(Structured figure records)

--- START ---

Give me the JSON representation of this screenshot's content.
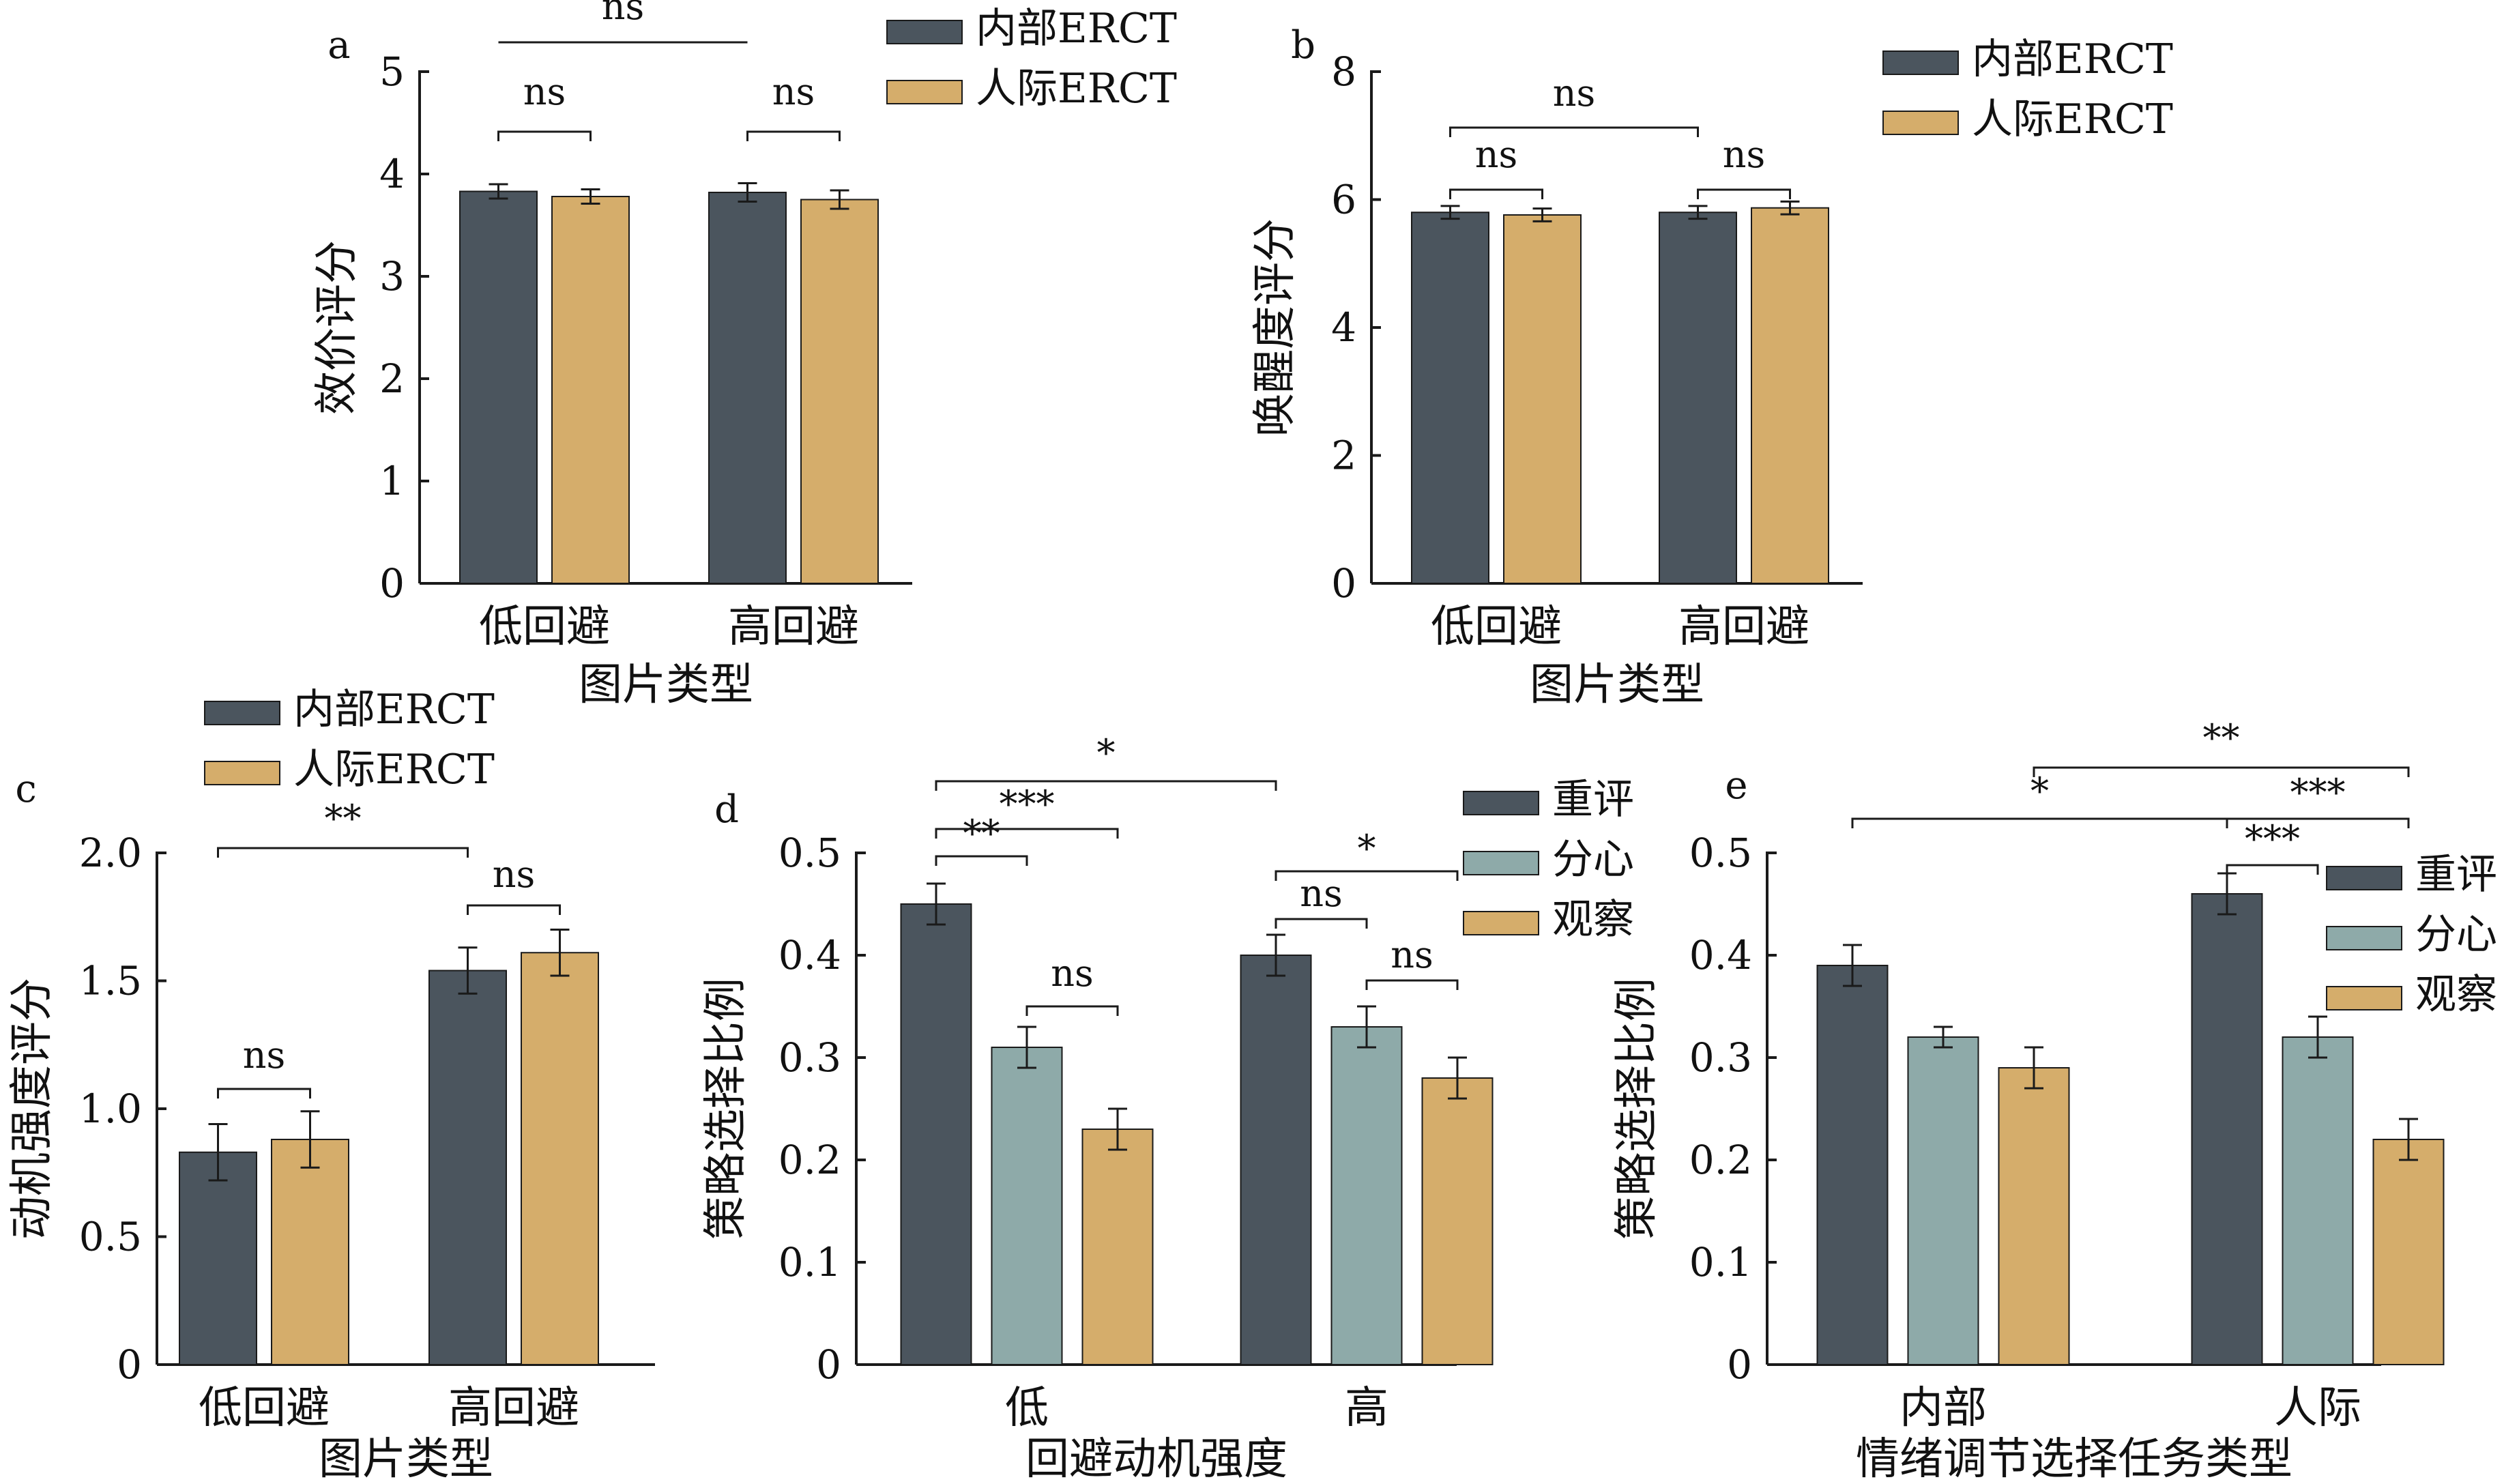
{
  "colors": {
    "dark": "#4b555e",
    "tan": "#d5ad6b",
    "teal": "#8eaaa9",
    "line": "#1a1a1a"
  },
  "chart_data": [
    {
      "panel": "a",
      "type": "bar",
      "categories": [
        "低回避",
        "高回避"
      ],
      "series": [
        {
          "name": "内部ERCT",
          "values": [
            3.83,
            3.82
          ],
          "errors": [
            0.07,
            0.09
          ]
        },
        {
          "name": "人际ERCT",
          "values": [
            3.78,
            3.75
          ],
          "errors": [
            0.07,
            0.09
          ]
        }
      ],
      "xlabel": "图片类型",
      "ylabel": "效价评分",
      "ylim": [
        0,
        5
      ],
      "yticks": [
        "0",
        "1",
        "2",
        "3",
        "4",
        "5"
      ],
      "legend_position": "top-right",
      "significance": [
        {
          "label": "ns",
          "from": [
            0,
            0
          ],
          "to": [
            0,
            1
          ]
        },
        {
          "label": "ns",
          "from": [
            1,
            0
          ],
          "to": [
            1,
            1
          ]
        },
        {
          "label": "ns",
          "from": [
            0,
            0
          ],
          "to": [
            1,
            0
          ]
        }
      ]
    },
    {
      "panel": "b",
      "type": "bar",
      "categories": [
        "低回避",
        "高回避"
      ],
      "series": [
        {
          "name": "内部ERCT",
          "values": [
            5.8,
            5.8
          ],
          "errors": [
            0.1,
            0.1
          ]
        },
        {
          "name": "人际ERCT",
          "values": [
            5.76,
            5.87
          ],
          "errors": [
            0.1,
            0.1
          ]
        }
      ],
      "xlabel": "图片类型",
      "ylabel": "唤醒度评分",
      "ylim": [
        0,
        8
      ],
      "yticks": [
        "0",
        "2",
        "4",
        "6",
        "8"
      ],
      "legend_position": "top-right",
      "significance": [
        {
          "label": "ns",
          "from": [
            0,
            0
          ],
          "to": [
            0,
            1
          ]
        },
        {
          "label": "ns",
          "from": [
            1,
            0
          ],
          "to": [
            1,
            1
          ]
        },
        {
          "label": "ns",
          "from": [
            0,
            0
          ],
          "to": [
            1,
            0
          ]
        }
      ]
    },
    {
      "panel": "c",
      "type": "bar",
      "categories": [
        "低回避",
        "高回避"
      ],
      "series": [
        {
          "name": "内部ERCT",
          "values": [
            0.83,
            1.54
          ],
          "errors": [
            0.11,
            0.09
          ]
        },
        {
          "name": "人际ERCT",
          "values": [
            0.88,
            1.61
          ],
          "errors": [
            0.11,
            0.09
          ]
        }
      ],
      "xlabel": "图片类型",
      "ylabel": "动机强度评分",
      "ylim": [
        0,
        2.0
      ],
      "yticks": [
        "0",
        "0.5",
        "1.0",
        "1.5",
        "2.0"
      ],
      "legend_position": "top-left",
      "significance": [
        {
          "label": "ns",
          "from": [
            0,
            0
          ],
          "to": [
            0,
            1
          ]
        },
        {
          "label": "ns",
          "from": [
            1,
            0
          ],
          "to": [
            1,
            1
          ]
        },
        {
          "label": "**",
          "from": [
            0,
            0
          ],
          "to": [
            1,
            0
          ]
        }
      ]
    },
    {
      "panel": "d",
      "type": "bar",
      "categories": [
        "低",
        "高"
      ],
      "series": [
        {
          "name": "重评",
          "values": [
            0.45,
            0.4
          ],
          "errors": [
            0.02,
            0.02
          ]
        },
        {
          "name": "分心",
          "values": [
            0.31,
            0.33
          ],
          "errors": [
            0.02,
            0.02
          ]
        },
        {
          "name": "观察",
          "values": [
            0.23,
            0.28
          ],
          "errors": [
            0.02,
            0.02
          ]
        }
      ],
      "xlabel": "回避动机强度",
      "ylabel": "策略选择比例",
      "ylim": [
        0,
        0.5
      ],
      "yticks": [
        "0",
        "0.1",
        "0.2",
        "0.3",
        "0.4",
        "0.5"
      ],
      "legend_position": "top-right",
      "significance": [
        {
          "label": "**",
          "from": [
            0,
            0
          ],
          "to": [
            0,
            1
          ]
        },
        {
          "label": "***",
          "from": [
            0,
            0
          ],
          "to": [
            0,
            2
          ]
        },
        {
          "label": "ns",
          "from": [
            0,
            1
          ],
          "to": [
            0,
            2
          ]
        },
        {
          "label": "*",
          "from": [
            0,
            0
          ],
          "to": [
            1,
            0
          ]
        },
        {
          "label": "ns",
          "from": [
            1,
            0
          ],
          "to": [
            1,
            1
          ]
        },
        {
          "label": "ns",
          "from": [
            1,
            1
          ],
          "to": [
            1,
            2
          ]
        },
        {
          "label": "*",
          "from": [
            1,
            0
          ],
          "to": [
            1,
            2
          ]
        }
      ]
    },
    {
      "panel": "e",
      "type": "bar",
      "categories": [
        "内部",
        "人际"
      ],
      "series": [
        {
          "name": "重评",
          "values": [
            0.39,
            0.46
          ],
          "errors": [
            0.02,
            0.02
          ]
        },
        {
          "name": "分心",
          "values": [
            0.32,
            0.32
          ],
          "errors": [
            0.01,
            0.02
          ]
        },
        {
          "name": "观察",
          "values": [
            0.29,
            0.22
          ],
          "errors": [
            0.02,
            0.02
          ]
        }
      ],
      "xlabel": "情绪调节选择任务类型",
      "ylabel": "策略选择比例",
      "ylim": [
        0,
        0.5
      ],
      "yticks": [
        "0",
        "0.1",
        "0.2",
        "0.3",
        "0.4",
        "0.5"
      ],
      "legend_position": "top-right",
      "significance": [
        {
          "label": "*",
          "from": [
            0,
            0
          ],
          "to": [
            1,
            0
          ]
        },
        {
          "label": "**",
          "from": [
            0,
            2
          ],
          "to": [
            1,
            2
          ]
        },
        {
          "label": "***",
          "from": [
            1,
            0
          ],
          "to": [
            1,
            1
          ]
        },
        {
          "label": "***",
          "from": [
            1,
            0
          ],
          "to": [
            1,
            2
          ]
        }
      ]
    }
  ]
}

--- END ---

EXERCISE OBJECTIVE: All of the material above should be reproduced exactly, except the pictures.

TASK SOLUTION:
Give me the JSON representation of this screenshot's content.
{
  "colors": {
    "dark": "#4b555e",
    "tan": "#d5ad6b",
    "teal": "#8eaaa9",
    "line": "#1a1a1a"
  },
  "chart_data": [
    {
      "panel": "a",
      "type": "bar",
      "categories": [
        "低回避",
        "高回避"
      ],
      "series": [
        {
          "name": "内部ERCT",
          "values": [
            3.83,
            3.82
          ],
          "errors": [
            0.07,
            0.09
          ]
        },
        {
          "name": "人际ERCT",
          "values": [
            3.78,
            3.75
          ],
          "errors": [
            0.07,
            0.09
          ]
        }
      ],
      "xlabel": "图片类型",
      "ylabel": "效价评分",
      "ylim": [
        0,
        5
      ],
      "yticks": [
        "0",
        "1",
        "2",
        "3",
        "4",
        "5"
      ],
      "legend_position": "top-right",
      "significance": [
        {
          "label": "ns",
          "from": [
            0,
            0
          ],
          "to": [
            0,
            1
          ]
        },
        {
          "label": "ns",
          "from": [
            1,
            0
          ],
          "to": [
            1,
            1
          ]
        },
        {
          "label": "ns",
          "from": [
            0,
            0
          ],
          "to": [
            1,
            0
          ]
        }
      ]
    },
    {
      "panel": "b",
      "type": "bar",
      "categories": [
        "低回避",
        "高回避"
      ],
      "series": [
        {
          "name": "内部ERCT",
          "values": [
            5.8,
            5.8
          ],
          "errors": [
            0.1,
            0.1
          ]
        },
        {
          "name": "人际ERCT",
          "values": [
            5.76,
            5.87
          ],
          "errors": [
            0.1,
            0.1
          ]
        }
      ],
      "xlabel": "图片类型",
      "ylabel": "唤醒度评分",
      "ylim": [
        0,
        8
      ],
      "yticks": [
        "0",
        "2",
        "4",
        "6",
        "8"
      ],
      "legend_position": "top-right",
      "significance": [
        {
          "label": "ns",
          "from": [
            0,
            0
          ],
          "to": [
            0,
            1
          ]
        },
        {
          "label": "ns",
          "from": [
            1,
            0
          ],
          "to": [
            1,
            1
          ]
        },
        {
          "label": "ns",
          "from": [
            0,
            0
          ],
          "to": [
            1,
            0
          ]
        }
      ]
    },
    {
      "panel": "c",
      "type": "bar",
      "categories": [
        "低回避",
        "高回避"
      ],
      "series": [
        {
          "name": "内部ERCT",
          "values": [
            0.83,
            1.54
          ],
          "errors": [
            0.11,
            0.09
          ]
        },
        {
          "name": "人际ERCT",
          "values": [
            0.88,
            1.61
          ],
          "errors": [
            0.11,
            0.09
          ]
        }
      ],
      "xlabel": "图片类型",
      "ylabel": "动机强度评分",
      "ylim": [
        0,
        2.0
      ],
      "yticks": [
        "0",
        "0.5",
        "1.0",
        "1.5",
        "2.0"
      ],
      "legend_position": "top-left",
      "significance": [
        {
          "label": "ns",
          "from": [
            0,
            0
          ],
          "to": [
            0,
            1
          ]
        },
        {
          "label": "ns",
          "from": [
            1,
            0
          ],
          "to": [
            1,
            1
          ]
        },
        {
          "label": "**",
          "from": [
            0,
            0
          ],
          "to": [
            1,
            0
          ]
        }
      ]
    },
    {
      "panel": "d",
      "type": "bar",
      "categories": [
        "低",
        "高"
      ],
      "series": [
        {
          "name": "重评",
          "values": [
            0.45,
            0.4
          ],
          "errors": [
            0.02,
            0.02
          ]
        },
        {
          "name": "分心",
          "values": [
            0.31,
            0.33
          ],
          "errors": [
            0.02,
            0.02
          ]
        },
        {
          "name": "观察",
          "values": [
            0.23,
            0.28
          ],
          "errors": [
            0.02,
            0.02
          ]
        }
      ],
      "xlabel": "回避动机强度",
      "ylabel": "策略选择比例",
      "ylim": [
        0,
        0.5
      ],
      "yticks": [
        "0",
        "0.1",
        "0.2",
        "0.3",
        "0.4",
        "0.5"
      ],
      "legend_position": "top-right",
      "significance": [
        {
          "label": "**",
          "from": [
            0,
            0
          ],
          "to": [
            0,
            1
          ]
        },
        {
          "label": "***",
          "from": [
            0,
            0
          ],
          "to": [
            0,
            2
          ]
        },
        {
          "label": "ns",
          "from": [
            0,
            1
          ],
          "to": [
            0,
            2
          ]
        },
        {
          "label": "*",
          "from": [
            0,
            0
          ],
          "to": [
            1,
            0
          ]
        },
        {
          "label": "ns",
          "from": [
            1,
            0
          ],
          "to": [
            1,
            1
          ]
        },
        {
          "label": "ns",
          "from": [
            1,
            1
          ],
          "to": [
            1,
            2
          ]
        },
        {
          "label": "*",
          "from": [
            1,
            0
          ],
          "to": [
            1,
            2
          ]
        }
      ]
    },
    {
      "panel": "e",
      "type": "bar",
      "categories": [
        "内部",
        "人际"
      ],
      "series": [
        {
          "name": "重评",
          "values": [
            0.39,
            0.46
          ],
          "errors": [
            0.02,
            0.02
          ]
        },
        {
          "name": "分心",
          "values": [
            0.32,
            0.32
          ],
          "errors": [
            0.01,
            0.02
          ]
        },
        {
          "name": "观察",
          "values": [
            0.29,
            0.22
          ],
          "errors": [
            0.02,
            0.02
          ]
        }
      ],
      "xlabel": "情绪调节选择任务类型",
      "ylabel": "策略选择比例",
      "ylim": [
        0,
        0.5
      ],
      "yticks": [
        "0",
        "0.1",
        "0.2",
        "0.3",
        "0.4",
        "0.5"
      ],
      "legend_position": "top-right",
      "significance": [
        {
          "label": "*",
          "from": [
            0,
            0
          ],
          "to": [
            1,
            0
          ]
        },
        {
          "label": "**",
          "from": [
            0,
            2
          ],
          "to": [
            1,
            2
          ]
        },
        {
          "label": "***",
          "from": [
            1,
            0
          ],
          "to": [
            1,
            1
          ]
        },
        {
          "label": "***",
          "from": [
            1,
            0
          ],
          "to": [
            1,
            2
          ]
        }
      ]
    }
  ]
}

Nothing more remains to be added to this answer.